*WRITTEN TASK:* Pull out every line of the data below that contains the string "point".

## START GIVEN RECORDS

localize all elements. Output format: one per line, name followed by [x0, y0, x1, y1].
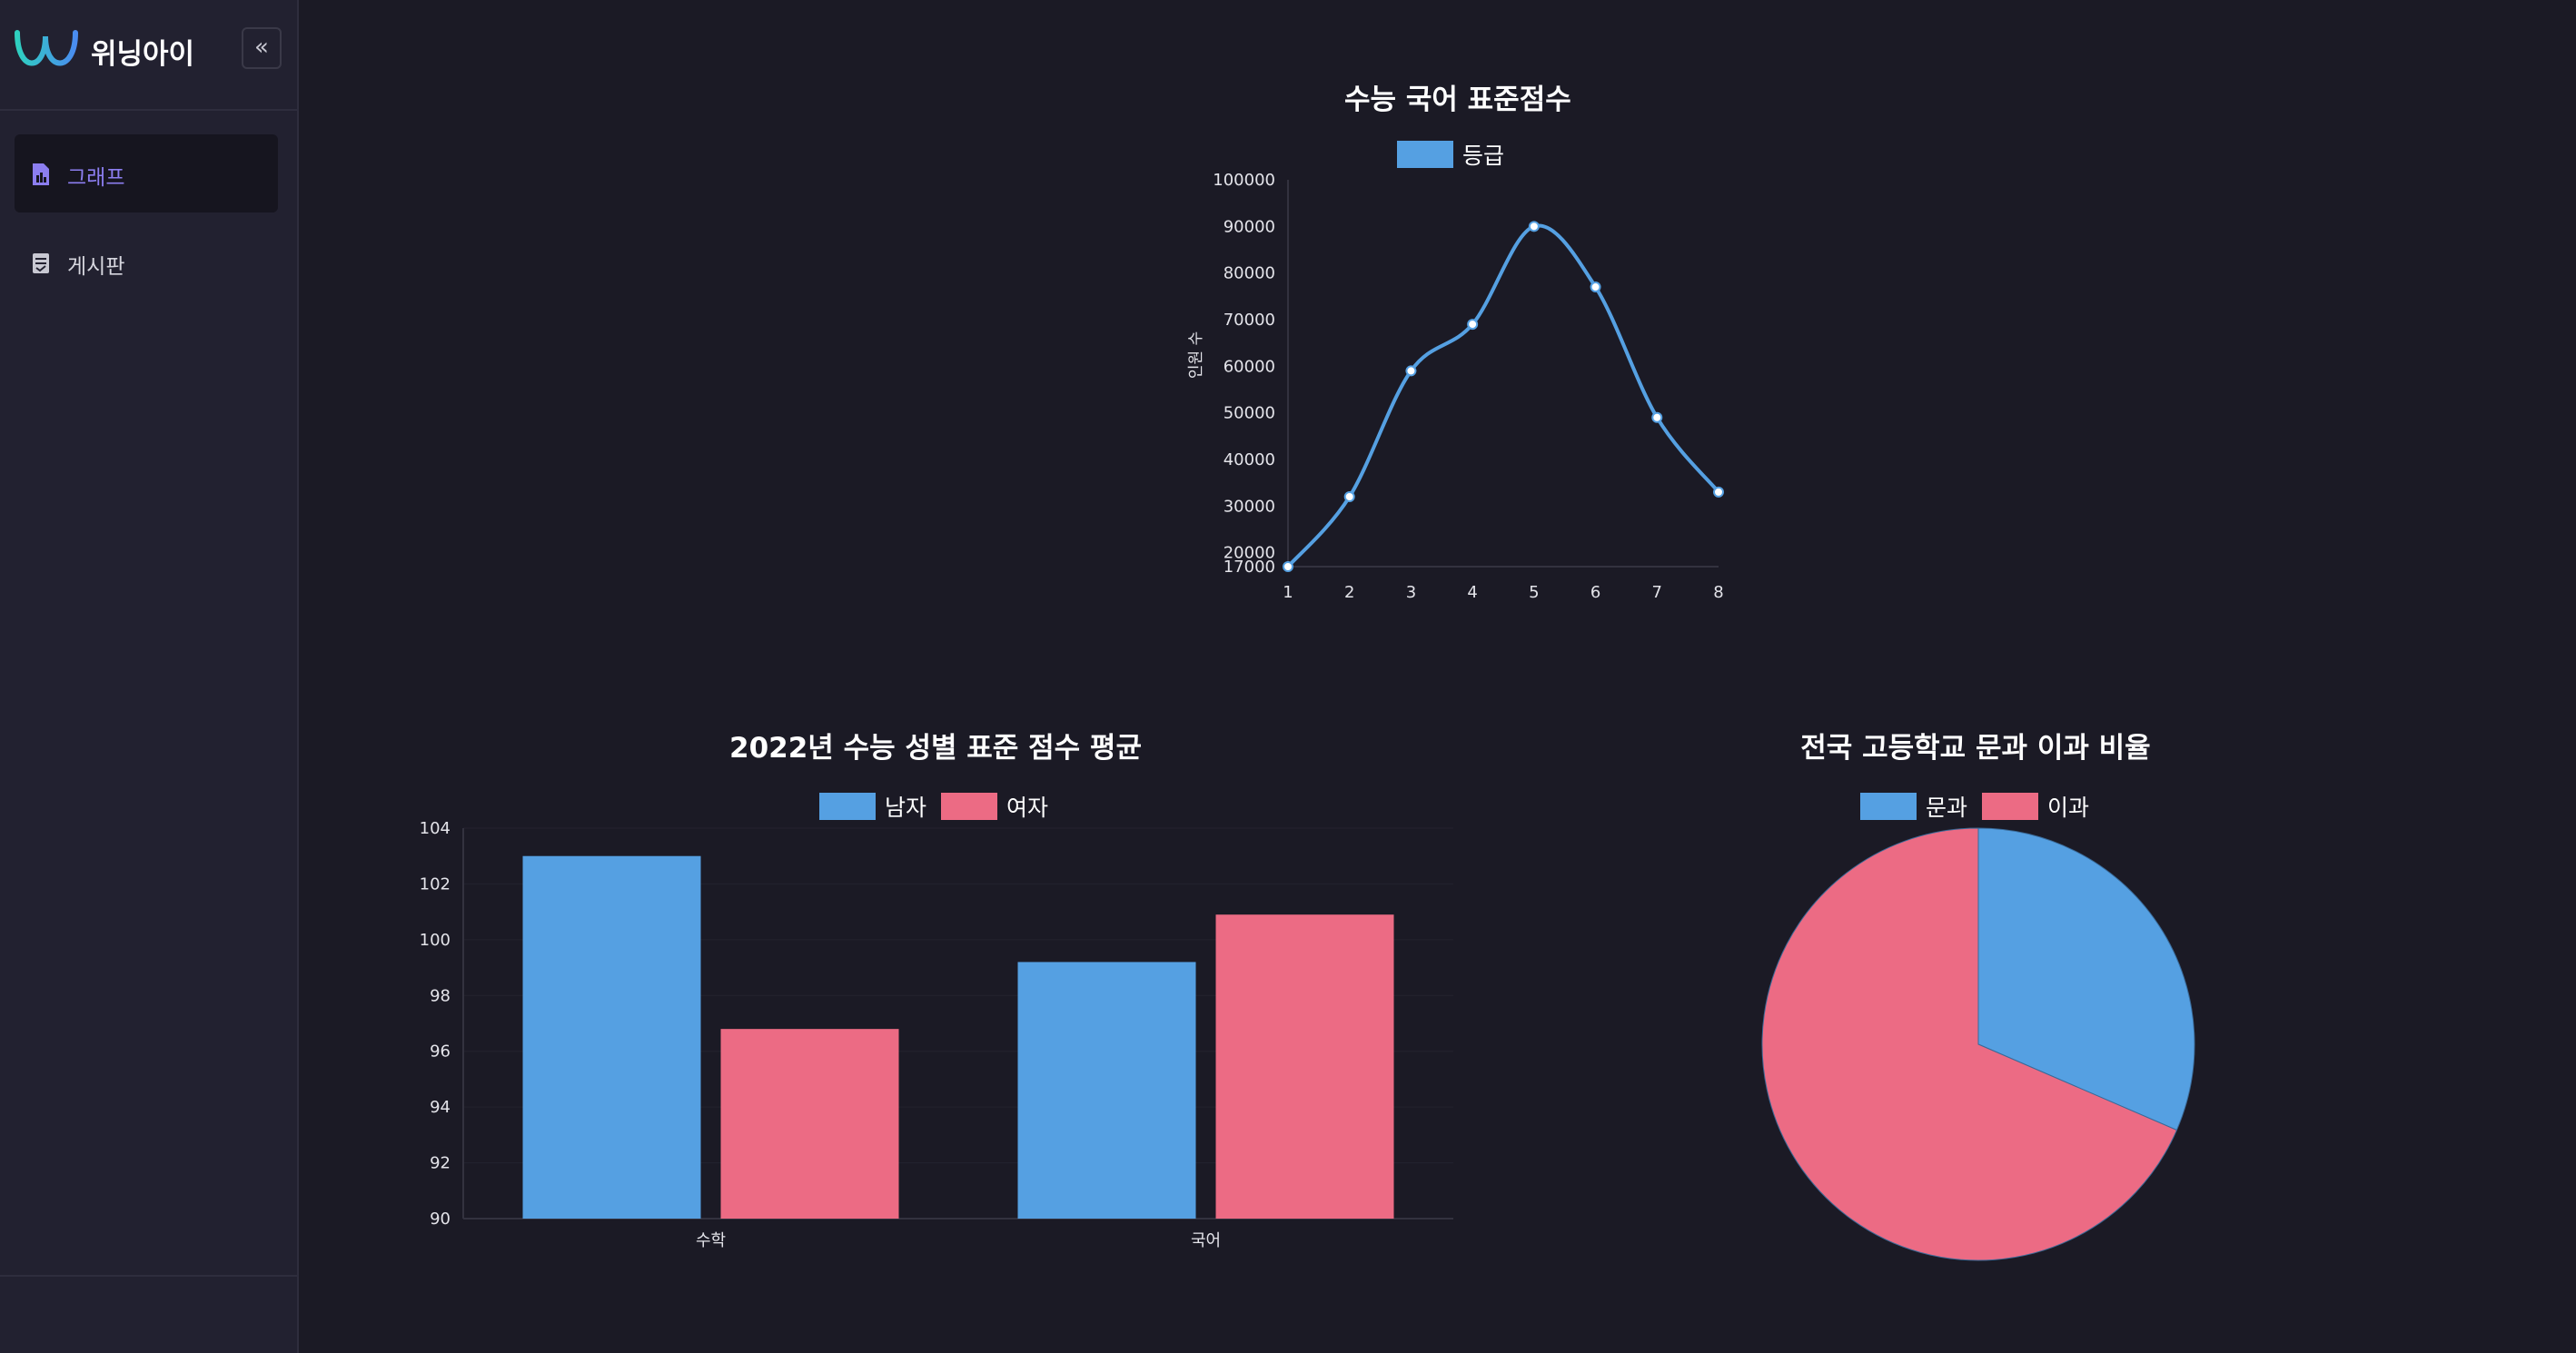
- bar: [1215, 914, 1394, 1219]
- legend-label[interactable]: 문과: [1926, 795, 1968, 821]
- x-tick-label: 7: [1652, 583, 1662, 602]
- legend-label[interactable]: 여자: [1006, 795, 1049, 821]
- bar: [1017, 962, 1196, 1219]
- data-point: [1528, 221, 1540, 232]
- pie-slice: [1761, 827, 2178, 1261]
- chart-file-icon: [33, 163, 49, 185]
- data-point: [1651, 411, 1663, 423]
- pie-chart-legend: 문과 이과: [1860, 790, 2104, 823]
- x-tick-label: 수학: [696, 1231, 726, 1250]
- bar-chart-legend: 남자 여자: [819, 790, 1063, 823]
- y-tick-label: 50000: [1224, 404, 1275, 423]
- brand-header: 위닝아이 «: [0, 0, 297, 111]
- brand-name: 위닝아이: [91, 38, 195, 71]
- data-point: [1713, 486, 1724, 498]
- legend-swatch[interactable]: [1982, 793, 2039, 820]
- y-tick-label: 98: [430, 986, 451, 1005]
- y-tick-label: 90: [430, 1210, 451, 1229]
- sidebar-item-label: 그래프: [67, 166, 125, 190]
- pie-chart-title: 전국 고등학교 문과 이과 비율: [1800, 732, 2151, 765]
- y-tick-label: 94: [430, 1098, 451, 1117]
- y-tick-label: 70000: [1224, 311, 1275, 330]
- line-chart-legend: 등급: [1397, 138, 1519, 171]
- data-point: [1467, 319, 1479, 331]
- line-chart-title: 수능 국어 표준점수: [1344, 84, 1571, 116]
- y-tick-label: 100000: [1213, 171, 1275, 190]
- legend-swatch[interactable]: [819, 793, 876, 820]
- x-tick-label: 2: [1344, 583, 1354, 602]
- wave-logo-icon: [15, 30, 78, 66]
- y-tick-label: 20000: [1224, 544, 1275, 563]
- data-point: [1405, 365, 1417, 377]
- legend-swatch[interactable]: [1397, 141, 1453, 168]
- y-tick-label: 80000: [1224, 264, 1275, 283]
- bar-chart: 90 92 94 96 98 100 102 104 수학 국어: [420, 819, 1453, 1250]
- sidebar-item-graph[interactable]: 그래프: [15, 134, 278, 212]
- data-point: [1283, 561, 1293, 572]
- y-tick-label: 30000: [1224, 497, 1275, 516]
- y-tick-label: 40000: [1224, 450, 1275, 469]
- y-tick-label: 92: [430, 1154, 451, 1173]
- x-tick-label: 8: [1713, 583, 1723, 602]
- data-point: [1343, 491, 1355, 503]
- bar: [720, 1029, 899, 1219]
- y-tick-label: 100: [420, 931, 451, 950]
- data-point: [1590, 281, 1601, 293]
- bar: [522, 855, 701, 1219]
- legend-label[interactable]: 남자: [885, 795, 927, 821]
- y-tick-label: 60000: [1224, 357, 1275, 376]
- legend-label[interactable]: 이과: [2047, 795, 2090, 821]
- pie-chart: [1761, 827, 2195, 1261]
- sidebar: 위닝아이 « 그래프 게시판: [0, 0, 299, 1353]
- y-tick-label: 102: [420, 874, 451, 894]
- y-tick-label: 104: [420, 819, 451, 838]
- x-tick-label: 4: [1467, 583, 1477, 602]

## END GIVEN RECORDS

*REPLY TO THE EXERCISE:*
- data-point: [1528, 221, 1540, 232]
- data-point: [1651, 411, 1663, 423]
- data-point: [1713, 486, 1724, 498]
- data-point: [1467, 319, 1479, 331]
- data-point: [1405, 365, 1417, 377]
- data-point: [1283, 561, 1293, 572]
- data-point: [1343, 491, 1355, 503]
- data-point: [1590, 281, 1601, 293]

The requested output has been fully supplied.